Requirement - Rewrite the entries from the first one through the line containing "reply-icon — [281, 179, 299, 200]", changing every "dislike-button" to "downvote-button" and leaving everything else as it is.

Input data -
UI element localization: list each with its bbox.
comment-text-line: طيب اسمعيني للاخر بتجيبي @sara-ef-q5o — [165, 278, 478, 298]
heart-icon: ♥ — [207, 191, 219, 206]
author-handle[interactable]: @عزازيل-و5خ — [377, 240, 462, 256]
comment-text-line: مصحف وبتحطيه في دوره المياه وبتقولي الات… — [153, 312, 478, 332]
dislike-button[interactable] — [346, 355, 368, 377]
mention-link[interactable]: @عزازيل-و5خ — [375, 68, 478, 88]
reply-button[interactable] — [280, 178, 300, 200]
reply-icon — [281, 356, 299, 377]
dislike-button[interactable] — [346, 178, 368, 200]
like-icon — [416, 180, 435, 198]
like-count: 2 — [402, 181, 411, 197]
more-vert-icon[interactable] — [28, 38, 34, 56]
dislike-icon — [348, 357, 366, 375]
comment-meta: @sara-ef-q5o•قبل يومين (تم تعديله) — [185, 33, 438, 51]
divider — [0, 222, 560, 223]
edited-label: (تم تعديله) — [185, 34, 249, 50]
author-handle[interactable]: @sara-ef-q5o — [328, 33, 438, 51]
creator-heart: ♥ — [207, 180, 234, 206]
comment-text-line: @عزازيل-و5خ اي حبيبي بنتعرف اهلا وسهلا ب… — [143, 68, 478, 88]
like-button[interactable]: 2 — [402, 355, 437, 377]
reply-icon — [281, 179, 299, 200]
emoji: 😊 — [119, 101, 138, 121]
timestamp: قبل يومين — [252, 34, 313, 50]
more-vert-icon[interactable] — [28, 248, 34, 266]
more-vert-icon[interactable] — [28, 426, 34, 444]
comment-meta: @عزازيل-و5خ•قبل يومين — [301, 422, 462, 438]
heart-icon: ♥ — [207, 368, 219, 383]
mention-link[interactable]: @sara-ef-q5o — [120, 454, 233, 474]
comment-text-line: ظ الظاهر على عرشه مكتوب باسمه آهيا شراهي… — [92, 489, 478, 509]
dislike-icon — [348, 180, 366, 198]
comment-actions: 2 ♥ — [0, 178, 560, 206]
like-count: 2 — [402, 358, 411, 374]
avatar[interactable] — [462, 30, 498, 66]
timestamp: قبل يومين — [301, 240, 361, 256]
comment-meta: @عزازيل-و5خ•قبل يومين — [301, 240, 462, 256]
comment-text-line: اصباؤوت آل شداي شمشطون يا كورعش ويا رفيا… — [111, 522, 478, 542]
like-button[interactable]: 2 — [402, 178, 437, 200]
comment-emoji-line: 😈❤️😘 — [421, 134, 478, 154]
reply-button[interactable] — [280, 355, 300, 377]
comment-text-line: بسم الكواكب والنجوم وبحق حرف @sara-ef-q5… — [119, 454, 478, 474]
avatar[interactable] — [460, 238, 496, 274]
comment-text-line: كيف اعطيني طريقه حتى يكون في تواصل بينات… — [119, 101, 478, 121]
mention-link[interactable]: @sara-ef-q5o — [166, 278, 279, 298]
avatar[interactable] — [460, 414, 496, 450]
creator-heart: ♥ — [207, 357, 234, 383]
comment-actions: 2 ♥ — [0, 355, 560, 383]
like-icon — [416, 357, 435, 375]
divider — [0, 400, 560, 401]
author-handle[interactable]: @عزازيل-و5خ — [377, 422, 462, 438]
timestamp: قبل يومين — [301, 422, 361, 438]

Finished task -
UI element localization: list each with its bbox.
comment-text-line: طيب اسمعيني للاخر بتجيبي @sara-ef-q5o — [165, 278, 478, 298]
heart-icon: ♥ — [207, 191, 219, 206]
author-handle[interactable]: @عزازيل-و5خ — [377, 240, 462, 256]
comment-text-line: مصحف وبتحطيه في دوره المياه وبتقولي الات… — [153, 312, 478, 332]
downvote-button[interactable] — [346, 355, 368, 377]
mention-link[interactable]: @عزازيل-و5خ — [375, 68, 478, 88]
reply-button[interactable] — [280, 178, 300, 200]
reply-icon — [281, 356, 299, 377]
downvote-button[interactable] — [346, 178, 368, 200]
like-icon — [416, 180, 435, 198]
like-count: 2 — [402, 181, 411, 197]
more-vert-icon[interactable] — [28, 38, 34, 56]
dislike-icon — [348, 357, 366, 375]
comment-meta: @sara-ef-q5o•قبل يومين (تم تعديله) — [185, 33, 438, 51]
divider — [0, 222, 560, 223]
edited-label: (تم تعديله) — [185, 34, 249, 50]
author-handle[interactable]: @sara-ef-q5o — [328, 33, 438, 51]
creator-heart: ♥ — [207, 180, 234, 206]
comment-text-line: @عزازيل-و5خ اي حبيبي بنتعرف اهلا وسهلا ب… — [143, 68, 478, 88]
like-button[interactable]: 2 — [402, 355, 437, 377]
reply-icon — [281, 179, 299, 200]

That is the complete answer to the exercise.